● **Record set**
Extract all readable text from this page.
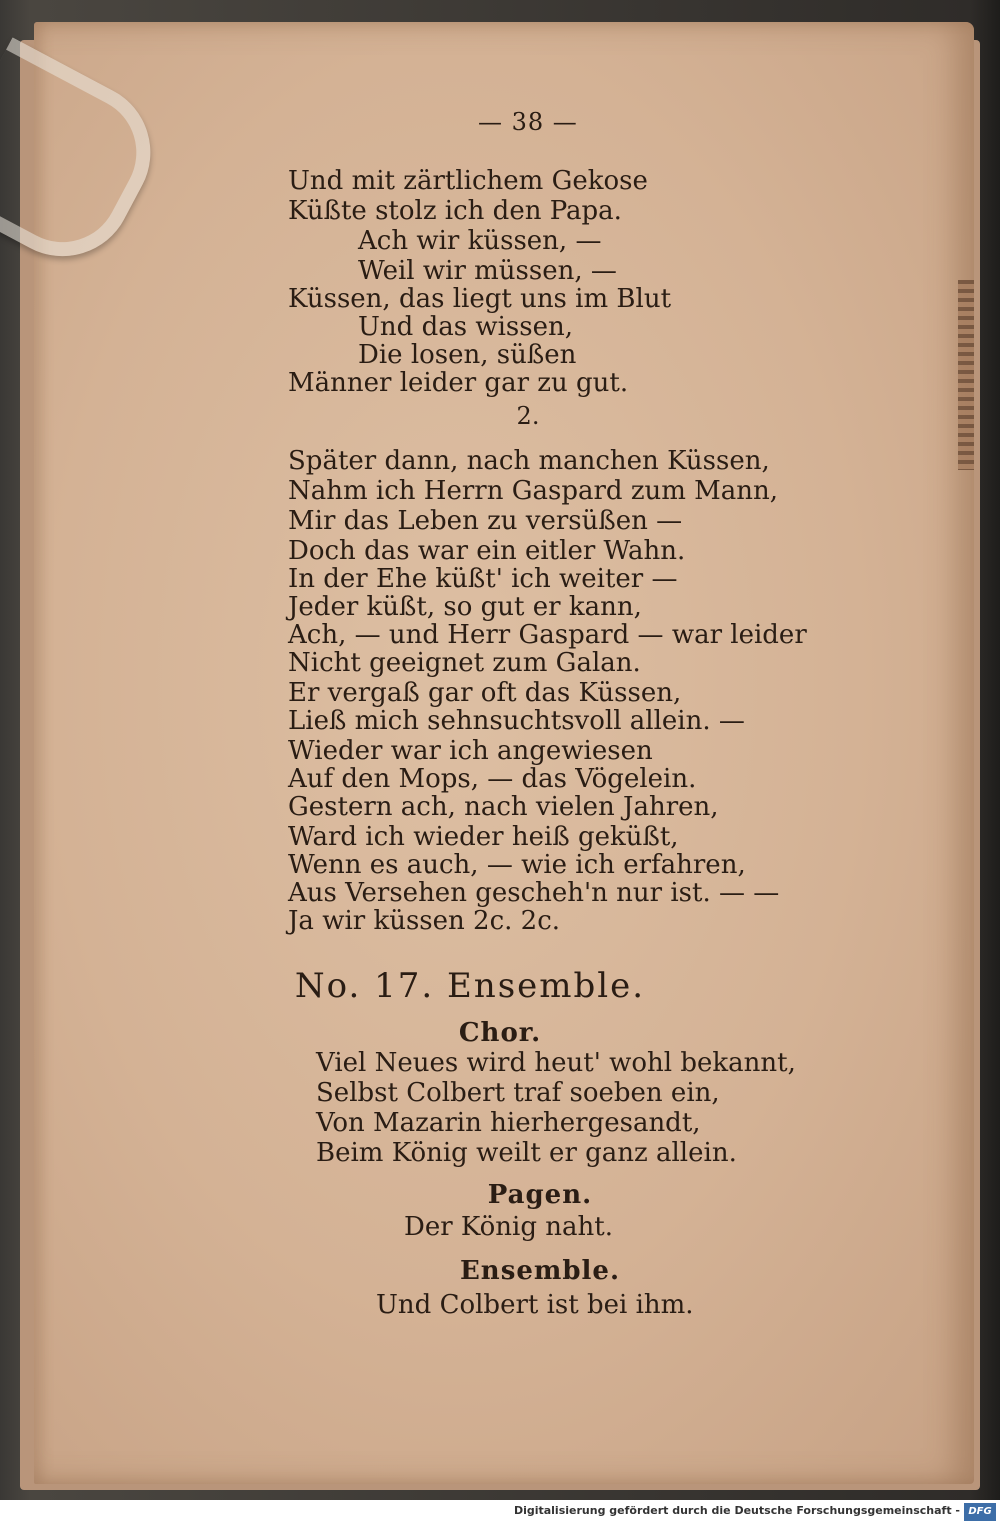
— 38 —
Und mit zärtlichem Gekose
Küßte stolz ich den Papa.
Ach wir küssen, —
Weil wir müssen, —
Küssen, das liegt uns im Blut
Und das wissen,
Die losen, süßen
Männer leider gar zu gut.
2.
Später dann, nach manchen Küssen,
Nahm ich Herrn Gaspard zum Mann,
Mir das Leben zu versüßen —
Doch das war ein eitler Wahn.
In der Ehe küßt' ich weiter —
Jeder küßt, so gut er kann,
Ach, — und Herr Gaspard — war leider
Nicht geeignet zum Galan.
Er vergaß gar oft das Küssen,
Ließ mich sehnsuchtsvoll allein. —
Wieder war ich angewiesen
Auf den Mops, — das Vögelein.
Gestern ach, nach vielen Jahren,
Ward ich wieder heiß geküßt,
Wenn es auch, — wie ich erfahren,
Aus Versehen gescheh'n nur ist. — —
Ja wir küssen 2c. 2c.
No. 17. Ensemble.
Chor.
Viel Neues wird heut' wohl bekannt,
Selbst Colbert traf soeben ein,
Von Mazarin hierhergesandt,
Beim König weilt er ganz allein.
Pagen.
Der König naht.
Ensemble.
Und Colbert ist bei ihm.
Digitalisierung gefördert durch die Deutsche Forschungsgemeinschaft - DFG
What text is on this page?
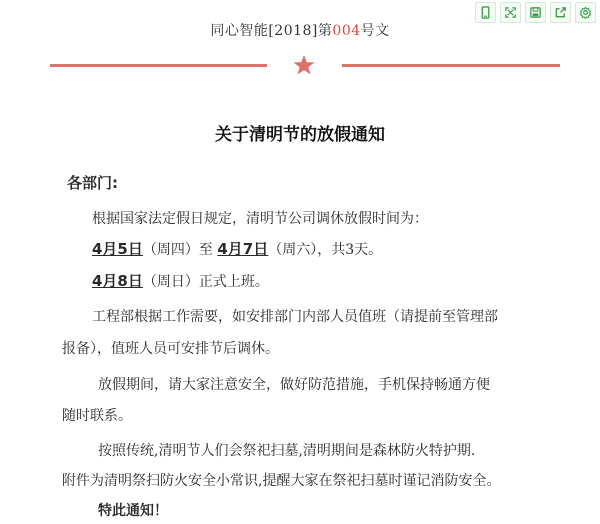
同心智能[2018]第004号文
关于清明节的放假通知
各部门:
根据国家法定假日规定，清明节公司调休放假时间为：
4月5日（周四）至 4月7日（周六），共3天。
4月8日（周日）正式上班。
工程部根据工作需要，如安排部门内部人员值班（请提前至管理部
报备），值班人员可安排节后调休。
放假期间，请大家注意安全，做好防范措施，手机保持畅通方便
随时联系。
按照传统,清明节人们会祭祀扫墓,清明期间是森林防火特护期.
附件为清明祭扫防火安全小常识,提醒大家在祭祀扫墓时谨记消防安全。
特此通知！
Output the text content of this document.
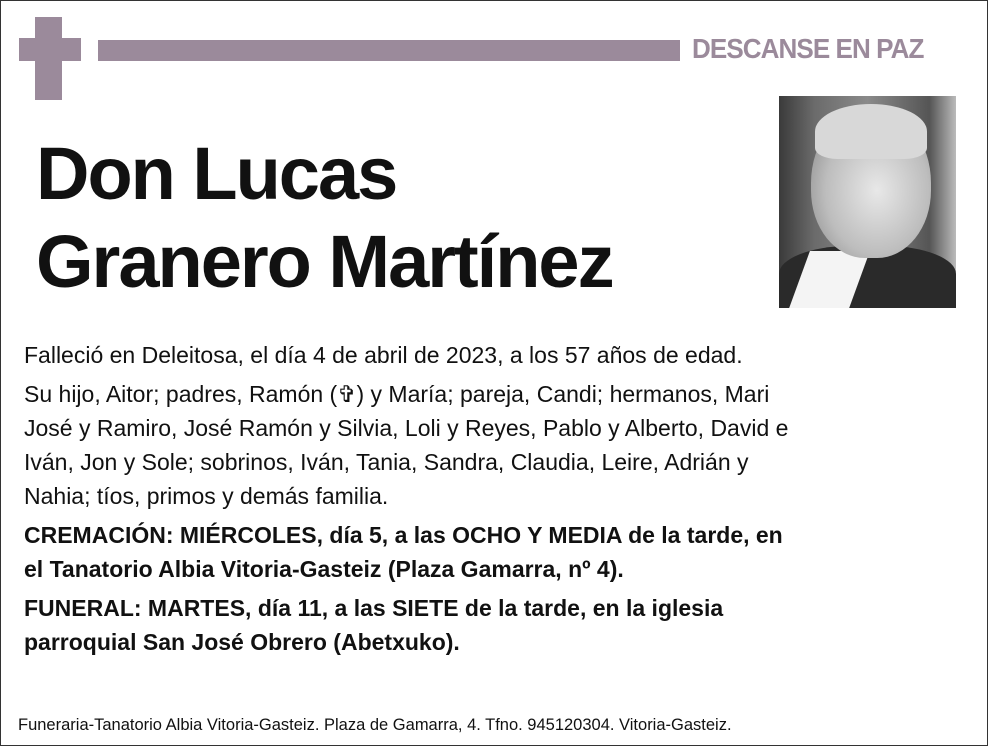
DESCANSE EN PAZ
Don Lucas
Granero Martínez
Falleció en Deleitosa, el día 4 de abril de 2023, a los 57 años de edad.
Su hijo, Aitor; padres, Ramón (✞) y María; pareja, Candi; hermanos, Mari
José y Ramiro, José Ramón y Silvia, Loli y Reyes, Pablo y Alberto, David e
Iván, Jon y Sole; sobrinos, Iván, Tania, Sandra, Claudia, Leire, Adrián y
Nahia; tíos, primos y demás familia.
CREMACIÓN: MIÉRCOLES, día 5, a las OCHO Y MEDIA de la tarde, en
el Tanatorio Albia Vitoria-Gasteiz (Plaza Gamarra, nº 4).
FUNERAL: MARTES, día 11, a las SIETE de la tarde, en la iglesia
parroquial San José Obrero (Abetxuko).
Funeraria-Tanatorio Albia Vitoria-Gasteiz. Plaza de Gamarra, 4. Tfno. 945120304. Vitoria-Gasteiz.
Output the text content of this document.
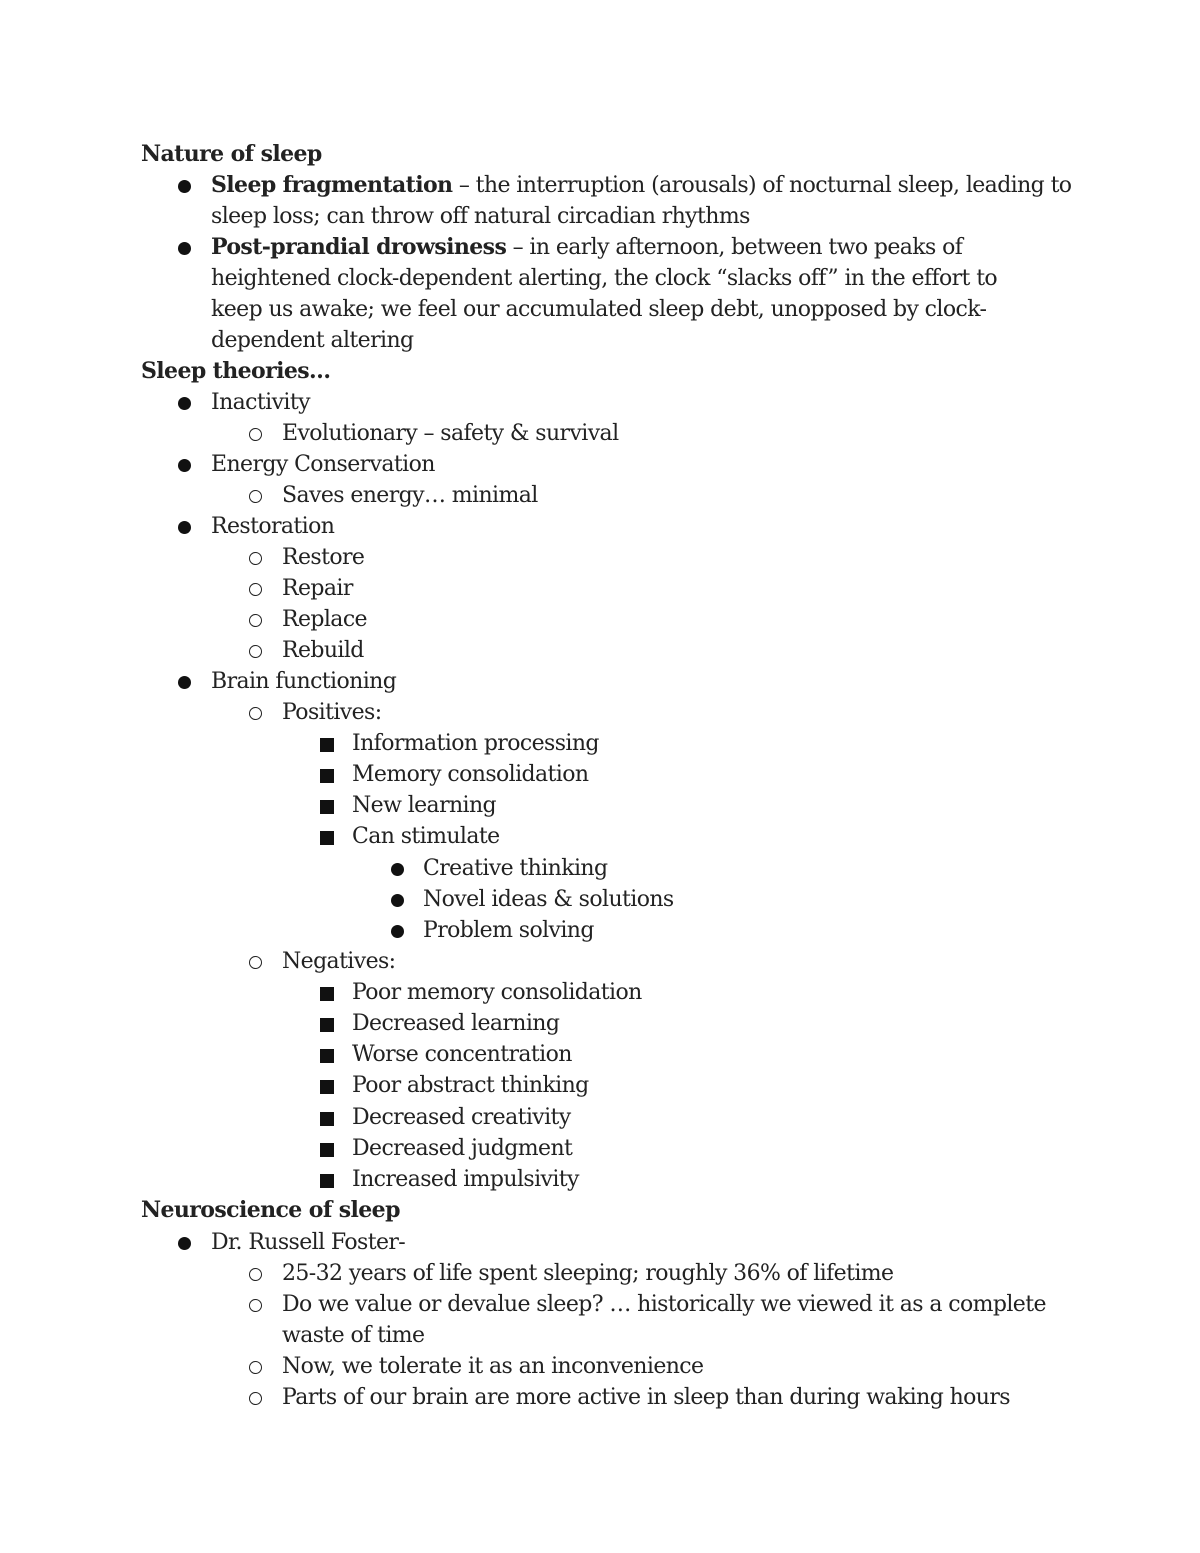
Nature of sleep
Sleep fragmentation – the interruption (arousals) of nocturnal sleep, leading to
sleep loss; can throw off natural circadian rhythms
Post-prandial drowsiness – in early afternoon, between two peaks of
heightened clock-dependent alerting, the clock “slacks off” in the effort to
keep us awake; we feel our accumulated sleep debt, unopposed by clock-
dependent altering
Sleep theories…
Inactivity
Evolutionary – safety & survival
Energy Conservation
Saves energy… minimal
Restoration
Restore
Repair
Replace
Rebuild
Brain functioning
Positives:
Information processing
Memory consolidation
New learning
Can stimulate
Creative thinking
Novel ideas & solutions
Problem solving
Negatives:
Poor memory consolidation
Decreased learning
Worse concentration
Poor abstract thinking
Decreased creativity
Decreased judgment
Increased impulsivity
Neuroscience of sleep
Dr. Russell Foster-
25-32 years of life spent sleeping; roughly 36% of lifetime
Do we value or devalue sleep? … historically we viewed it as a complete
waste of time
Now, we tolerate it as an inconvenience
Parts of our brain are more active in sleep than during waking hours
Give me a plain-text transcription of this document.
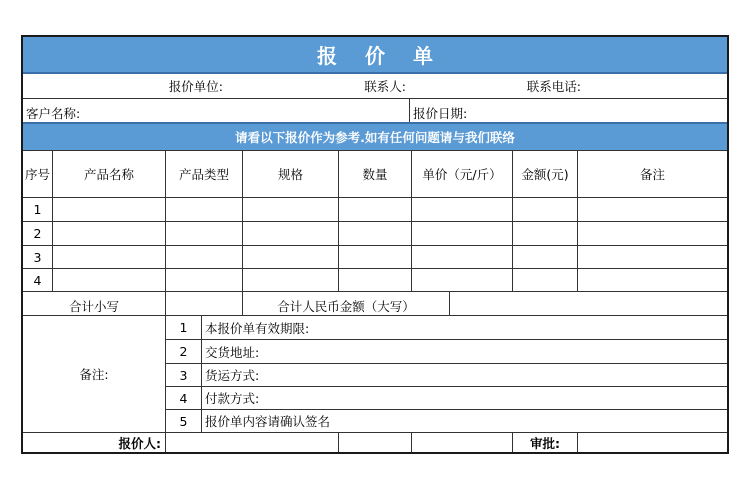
报价单
报价单位:	联系人:	联系电话:
客户名称:	报价日期:
请看以下报价作为参考.如有任何问题请与我们联络
序号	产品名称	产品类型	规格	数量	单价（元/斤）	金额(元)	备注
1
2
3
4
合计小写	合计人民币金额（大写）
备注:
1	本报价单有效期限:
2	交货地址:
3	货运方式:
4	付款方式:
5	报价单内容请确认签名
报价人:	审批:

● **Task requirements**
Among the entries above, identify all lines with "this" and copy them.

● **Final result**
Extract all readable text from this page.
What text is on this page?
Output the text content of this document.
Output the text content of this document.
Give me a plain-text transcription of this document.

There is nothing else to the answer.